----- Supplied records -----
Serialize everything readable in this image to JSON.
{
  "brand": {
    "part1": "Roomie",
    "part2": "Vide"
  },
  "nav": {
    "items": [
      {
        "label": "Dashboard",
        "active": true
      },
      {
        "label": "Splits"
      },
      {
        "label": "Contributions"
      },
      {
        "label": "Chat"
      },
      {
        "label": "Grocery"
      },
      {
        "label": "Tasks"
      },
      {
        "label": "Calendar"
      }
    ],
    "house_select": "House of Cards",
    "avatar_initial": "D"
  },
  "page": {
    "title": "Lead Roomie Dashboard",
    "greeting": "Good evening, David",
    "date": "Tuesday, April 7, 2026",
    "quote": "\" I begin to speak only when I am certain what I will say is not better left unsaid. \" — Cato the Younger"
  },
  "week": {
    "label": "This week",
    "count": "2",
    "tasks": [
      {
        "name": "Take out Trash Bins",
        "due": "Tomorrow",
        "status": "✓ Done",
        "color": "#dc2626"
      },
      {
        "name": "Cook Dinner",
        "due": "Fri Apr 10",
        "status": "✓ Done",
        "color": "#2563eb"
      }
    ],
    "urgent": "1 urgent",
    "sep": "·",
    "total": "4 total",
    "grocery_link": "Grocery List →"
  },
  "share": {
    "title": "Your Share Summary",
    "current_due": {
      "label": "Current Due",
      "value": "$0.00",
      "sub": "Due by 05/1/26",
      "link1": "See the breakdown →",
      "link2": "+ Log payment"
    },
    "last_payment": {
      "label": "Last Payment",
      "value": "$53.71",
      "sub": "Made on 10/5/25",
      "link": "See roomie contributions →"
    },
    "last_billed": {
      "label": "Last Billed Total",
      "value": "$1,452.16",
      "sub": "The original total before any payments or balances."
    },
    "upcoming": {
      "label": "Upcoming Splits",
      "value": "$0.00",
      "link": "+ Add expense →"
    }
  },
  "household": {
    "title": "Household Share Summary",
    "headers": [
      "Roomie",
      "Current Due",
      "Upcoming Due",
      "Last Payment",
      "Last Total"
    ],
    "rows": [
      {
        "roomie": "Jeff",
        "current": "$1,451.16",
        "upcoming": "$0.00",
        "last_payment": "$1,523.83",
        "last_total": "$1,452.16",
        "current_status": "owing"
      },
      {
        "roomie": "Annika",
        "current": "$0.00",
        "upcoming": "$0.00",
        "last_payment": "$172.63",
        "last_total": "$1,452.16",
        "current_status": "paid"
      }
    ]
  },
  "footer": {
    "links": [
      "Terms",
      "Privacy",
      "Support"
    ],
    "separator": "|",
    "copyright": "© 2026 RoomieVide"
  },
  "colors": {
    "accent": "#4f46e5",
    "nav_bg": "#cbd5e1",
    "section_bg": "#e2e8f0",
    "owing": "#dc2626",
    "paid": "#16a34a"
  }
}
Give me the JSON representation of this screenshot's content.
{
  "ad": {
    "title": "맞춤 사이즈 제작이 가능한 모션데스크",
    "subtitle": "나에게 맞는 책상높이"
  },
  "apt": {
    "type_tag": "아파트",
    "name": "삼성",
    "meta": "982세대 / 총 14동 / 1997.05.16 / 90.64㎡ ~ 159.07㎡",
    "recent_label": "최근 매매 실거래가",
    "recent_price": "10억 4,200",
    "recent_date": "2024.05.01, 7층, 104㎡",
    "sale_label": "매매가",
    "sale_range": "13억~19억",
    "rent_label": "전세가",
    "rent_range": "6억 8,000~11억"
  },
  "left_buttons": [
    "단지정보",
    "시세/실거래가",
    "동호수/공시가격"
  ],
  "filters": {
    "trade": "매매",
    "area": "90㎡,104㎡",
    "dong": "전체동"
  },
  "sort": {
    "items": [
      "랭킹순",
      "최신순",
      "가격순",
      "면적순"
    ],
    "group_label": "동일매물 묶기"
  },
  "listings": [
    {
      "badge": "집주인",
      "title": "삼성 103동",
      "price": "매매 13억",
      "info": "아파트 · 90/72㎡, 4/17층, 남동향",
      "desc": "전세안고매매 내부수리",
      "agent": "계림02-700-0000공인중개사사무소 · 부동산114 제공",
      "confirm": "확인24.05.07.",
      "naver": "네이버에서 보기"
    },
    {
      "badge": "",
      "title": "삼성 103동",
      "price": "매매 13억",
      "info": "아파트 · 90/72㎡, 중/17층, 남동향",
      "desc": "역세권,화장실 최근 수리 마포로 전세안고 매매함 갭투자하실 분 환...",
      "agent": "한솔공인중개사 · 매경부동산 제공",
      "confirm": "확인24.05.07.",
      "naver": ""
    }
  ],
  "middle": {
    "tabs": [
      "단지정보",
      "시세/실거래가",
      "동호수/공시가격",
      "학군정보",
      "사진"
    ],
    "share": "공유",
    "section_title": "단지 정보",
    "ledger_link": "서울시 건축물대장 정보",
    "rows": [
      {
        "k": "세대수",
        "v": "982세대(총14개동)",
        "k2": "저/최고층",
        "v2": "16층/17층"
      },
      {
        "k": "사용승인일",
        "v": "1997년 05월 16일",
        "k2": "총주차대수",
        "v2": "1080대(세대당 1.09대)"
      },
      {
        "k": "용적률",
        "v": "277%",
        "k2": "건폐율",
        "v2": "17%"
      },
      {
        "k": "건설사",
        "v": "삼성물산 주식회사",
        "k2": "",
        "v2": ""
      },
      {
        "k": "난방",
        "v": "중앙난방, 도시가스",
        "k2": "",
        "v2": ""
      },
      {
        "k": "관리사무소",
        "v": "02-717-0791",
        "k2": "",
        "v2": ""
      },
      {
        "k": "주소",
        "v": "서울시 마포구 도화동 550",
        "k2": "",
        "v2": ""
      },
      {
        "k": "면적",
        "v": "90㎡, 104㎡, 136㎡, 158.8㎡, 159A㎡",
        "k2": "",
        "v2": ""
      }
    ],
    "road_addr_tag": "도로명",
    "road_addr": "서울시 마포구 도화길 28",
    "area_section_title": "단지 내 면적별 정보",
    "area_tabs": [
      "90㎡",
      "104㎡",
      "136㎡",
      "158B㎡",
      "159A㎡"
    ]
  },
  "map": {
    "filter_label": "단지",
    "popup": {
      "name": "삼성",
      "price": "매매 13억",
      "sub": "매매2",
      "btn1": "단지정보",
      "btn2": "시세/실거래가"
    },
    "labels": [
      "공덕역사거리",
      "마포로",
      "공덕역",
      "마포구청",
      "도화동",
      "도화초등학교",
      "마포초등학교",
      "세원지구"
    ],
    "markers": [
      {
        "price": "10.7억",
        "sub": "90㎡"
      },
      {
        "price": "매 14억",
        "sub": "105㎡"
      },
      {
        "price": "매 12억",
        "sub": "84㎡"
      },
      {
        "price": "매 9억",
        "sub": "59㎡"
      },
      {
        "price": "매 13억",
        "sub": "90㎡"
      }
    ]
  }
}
-----
= Task to complete =
Give only the number of lines in the material above that hold the word "info".

= Output of the task =
2